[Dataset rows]
• • • •
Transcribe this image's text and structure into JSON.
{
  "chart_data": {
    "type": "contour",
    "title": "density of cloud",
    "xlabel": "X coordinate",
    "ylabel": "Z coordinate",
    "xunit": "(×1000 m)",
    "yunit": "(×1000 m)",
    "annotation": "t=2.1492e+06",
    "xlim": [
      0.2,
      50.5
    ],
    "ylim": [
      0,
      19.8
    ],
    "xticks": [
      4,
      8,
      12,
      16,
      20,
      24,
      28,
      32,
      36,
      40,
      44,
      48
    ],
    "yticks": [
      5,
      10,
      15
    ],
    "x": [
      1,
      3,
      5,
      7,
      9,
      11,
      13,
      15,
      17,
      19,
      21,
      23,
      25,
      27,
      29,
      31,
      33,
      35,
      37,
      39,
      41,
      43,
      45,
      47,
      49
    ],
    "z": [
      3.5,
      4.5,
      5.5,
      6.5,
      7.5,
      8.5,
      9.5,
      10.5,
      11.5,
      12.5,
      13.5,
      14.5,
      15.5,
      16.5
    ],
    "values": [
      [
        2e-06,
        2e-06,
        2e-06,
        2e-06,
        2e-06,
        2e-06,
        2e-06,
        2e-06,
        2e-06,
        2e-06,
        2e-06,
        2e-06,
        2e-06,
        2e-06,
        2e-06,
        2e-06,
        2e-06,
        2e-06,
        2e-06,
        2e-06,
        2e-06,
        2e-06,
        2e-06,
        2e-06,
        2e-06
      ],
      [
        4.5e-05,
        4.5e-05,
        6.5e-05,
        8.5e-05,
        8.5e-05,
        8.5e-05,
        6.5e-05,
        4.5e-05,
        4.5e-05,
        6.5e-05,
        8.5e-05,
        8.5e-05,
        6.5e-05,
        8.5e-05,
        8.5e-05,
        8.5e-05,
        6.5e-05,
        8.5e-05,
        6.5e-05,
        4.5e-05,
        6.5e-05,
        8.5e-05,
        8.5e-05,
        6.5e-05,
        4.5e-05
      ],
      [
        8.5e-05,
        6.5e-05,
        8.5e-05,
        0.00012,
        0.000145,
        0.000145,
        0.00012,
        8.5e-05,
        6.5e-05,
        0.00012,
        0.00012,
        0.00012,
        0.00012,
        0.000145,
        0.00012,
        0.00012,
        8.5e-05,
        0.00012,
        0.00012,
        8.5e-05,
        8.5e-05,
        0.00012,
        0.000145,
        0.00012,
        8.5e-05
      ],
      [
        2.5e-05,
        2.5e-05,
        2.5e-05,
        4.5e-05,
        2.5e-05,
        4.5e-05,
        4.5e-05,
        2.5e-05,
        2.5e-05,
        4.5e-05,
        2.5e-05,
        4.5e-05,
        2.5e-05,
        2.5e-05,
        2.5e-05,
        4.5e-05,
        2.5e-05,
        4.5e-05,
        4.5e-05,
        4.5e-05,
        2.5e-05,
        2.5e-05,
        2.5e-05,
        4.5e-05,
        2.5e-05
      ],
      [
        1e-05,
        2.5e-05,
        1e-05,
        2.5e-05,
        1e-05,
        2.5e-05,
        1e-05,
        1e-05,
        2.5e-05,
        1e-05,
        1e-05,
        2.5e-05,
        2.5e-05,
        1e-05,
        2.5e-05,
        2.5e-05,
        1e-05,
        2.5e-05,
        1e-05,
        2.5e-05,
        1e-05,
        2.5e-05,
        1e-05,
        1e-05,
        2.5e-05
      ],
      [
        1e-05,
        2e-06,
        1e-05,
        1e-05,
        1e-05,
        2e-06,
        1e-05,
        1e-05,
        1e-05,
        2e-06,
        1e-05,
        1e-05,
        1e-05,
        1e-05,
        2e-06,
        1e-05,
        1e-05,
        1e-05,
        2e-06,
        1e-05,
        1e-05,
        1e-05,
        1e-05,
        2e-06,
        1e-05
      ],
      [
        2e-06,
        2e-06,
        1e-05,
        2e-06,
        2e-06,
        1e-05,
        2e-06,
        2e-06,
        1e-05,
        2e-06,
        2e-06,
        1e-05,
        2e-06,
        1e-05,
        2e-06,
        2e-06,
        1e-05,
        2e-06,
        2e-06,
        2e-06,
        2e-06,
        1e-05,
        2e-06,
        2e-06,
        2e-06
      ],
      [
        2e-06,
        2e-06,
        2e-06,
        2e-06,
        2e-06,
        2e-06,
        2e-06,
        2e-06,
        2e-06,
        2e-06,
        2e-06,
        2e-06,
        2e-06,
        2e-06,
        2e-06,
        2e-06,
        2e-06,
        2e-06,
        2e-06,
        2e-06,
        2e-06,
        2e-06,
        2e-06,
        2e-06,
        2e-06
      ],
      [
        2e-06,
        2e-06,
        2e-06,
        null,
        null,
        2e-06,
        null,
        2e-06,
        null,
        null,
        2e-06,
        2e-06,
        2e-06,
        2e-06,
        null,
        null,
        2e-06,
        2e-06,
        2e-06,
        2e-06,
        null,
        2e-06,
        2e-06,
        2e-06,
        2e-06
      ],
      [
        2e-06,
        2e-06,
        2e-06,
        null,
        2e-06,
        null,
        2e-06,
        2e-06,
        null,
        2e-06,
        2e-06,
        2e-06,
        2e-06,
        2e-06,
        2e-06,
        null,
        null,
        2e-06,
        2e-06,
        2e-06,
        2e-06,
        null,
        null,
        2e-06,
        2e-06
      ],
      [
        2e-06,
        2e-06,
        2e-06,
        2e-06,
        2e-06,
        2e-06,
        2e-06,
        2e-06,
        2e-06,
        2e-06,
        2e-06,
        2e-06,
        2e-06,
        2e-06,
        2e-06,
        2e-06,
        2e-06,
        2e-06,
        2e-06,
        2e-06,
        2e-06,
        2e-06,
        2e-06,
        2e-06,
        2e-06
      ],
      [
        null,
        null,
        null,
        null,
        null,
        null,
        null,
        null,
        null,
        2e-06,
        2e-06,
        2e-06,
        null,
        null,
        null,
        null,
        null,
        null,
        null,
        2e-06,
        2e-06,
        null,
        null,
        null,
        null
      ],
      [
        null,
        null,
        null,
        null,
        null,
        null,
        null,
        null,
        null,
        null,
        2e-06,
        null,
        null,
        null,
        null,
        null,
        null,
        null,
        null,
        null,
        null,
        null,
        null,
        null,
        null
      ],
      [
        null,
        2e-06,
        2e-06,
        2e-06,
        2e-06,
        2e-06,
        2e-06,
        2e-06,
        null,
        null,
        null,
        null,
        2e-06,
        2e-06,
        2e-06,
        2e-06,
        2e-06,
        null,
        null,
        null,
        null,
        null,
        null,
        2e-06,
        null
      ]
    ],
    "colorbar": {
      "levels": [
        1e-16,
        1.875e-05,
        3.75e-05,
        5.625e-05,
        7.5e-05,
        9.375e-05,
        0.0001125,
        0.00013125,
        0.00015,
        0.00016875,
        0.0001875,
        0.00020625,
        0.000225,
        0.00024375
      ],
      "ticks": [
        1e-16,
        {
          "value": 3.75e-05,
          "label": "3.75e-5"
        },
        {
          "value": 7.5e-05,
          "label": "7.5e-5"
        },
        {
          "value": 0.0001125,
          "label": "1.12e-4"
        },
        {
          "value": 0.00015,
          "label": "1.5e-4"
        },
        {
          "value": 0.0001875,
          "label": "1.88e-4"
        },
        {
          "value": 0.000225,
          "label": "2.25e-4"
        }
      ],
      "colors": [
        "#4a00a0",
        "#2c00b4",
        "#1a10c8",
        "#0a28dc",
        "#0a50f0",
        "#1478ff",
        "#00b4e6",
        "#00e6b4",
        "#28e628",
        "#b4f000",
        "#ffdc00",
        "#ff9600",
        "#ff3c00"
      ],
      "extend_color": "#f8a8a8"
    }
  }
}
• • • •
> [Short problem] Give the number of lines that hold the word "coordinate" in these records, with nothing added.

> [Problem solution] 2